Written exercise
Render the stretch of the records from the start through the line containing "160, 560, 182]" as a JSON list of strings, one string per line, with blank lines left out.

Source material
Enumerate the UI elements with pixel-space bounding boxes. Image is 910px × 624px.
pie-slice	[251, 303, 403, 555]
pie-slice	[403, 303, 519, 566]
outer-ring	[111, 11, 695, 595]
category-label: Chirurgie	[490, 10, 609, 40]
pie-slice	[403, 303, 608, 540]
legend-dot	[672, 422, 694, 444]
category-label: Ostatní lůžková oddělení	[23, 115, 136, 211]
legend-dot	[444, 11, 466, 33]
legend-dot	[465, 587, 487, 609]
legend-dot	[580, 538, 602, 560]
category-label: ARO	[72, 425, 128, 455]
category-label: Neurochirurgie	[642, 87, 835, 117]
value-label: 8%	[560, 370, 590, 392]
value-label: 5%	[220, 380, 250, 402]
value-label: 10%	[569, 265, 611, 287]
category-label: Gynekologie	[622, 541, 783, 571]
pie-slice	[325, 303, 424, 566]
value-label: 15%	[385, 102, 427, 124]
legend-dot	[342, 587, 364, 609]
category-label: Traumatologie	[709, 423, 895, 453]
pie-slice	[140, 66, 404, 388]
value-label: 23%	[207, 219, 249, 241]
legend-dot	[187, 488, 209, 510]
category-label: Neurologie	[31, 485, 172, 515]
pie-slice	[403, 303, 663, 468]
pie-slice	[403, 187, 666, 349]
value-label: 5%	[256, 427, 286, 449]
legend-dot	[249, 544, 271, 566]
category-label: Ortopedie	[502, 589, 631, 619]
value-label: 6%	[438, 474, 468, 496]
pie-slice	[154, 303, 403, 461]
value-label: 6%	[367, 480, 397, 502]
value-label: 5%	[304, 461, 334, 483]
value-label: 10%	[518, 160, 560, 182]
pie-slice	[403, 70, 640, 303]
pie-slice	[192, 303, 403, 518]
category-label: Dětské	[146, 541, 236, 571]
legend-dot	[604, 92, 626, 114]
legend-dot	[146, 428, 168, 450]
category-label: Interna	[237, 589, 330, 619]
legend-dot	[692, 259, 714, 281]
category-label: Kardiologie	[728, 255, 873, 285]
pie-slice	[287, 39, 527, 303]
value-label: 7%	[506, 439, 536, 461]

Expected answer
[
  "Enumerate the UI elements with pixel-space bounding boxes. Image is 910px × 624px.",
  "pie-slice\t[251, 303, 403, 555]",
  "pie-slice\t[403, 303, 519, 566]",
  "outer-ring\t[111, 11, 695, 595]",
  "category-label: Chirurgie\t[490, 10, 609, 40]",
  "pie-slice\t[403, 303, 608, 540]",
  "legend-dot\t[672, 422, 694, 444]",
  "category-label: Ostatní lůžková oddělení\t[23, 115, 136, 211]",
  "legend-dot\t[444, 11, 466, 33]",
  "legend-dot\t[465, 587, 487, 609]",
  "legend-dot\t[580, 538, 602, 560]",
  "category-label: ARO\t[72, 425, 128, 455]",
  "category-label: Neurochirurgie\t[642, 87, 835, 117]",
  "value-label: 8%\t[560, 370, 590, 392]",
  "value-label: 5%\t[220, 380, 250, 402]",
  "value-label: 10%\t[569, 265, 611, 287]",
  "category-label: Gynekologie\t[622, 541, 783, 571]",
  "pie-slice\t[325, 303, 424, 566]",
  "value-label: 15%\t[385, 102, 427, 124]",
  "legend-dot\t[342, 587, 364, 609]",
  "category-label: Traumatologie\t[709, 423, 895, 453]",
  "pie-slice\t[140, 66, 404, 388]",
  "value-label: 23%\t[207, 219, 249, 241]",
  "legend-dot\t[187, 488, 209, 510]",
  "category-label: Neurologie\t[31, 485, 172, 515]",
  "pie-slice\t[403, 303, 663, 468]",
  "pie-slice\t[403, 187, 666, 349]",
  "value-label: 5%\t[256, 427, 286, 449]",
  "legend-dot\t[249, 544, 271, 566]",
  "category-label: Ortopedie\t[502, 589, 631, 619]",
  "value-label: 6%\t[438, 474, 468, 496]",
  "pie-slice\t[154, 303, 403, 461]",
  "value-label: 6%\t[367, 480, 397, 502]",
  "value-label: 5%\t[304, 461, 334, 483]",
  "value-label: 10%\t[518, 160, 560, 182]"
]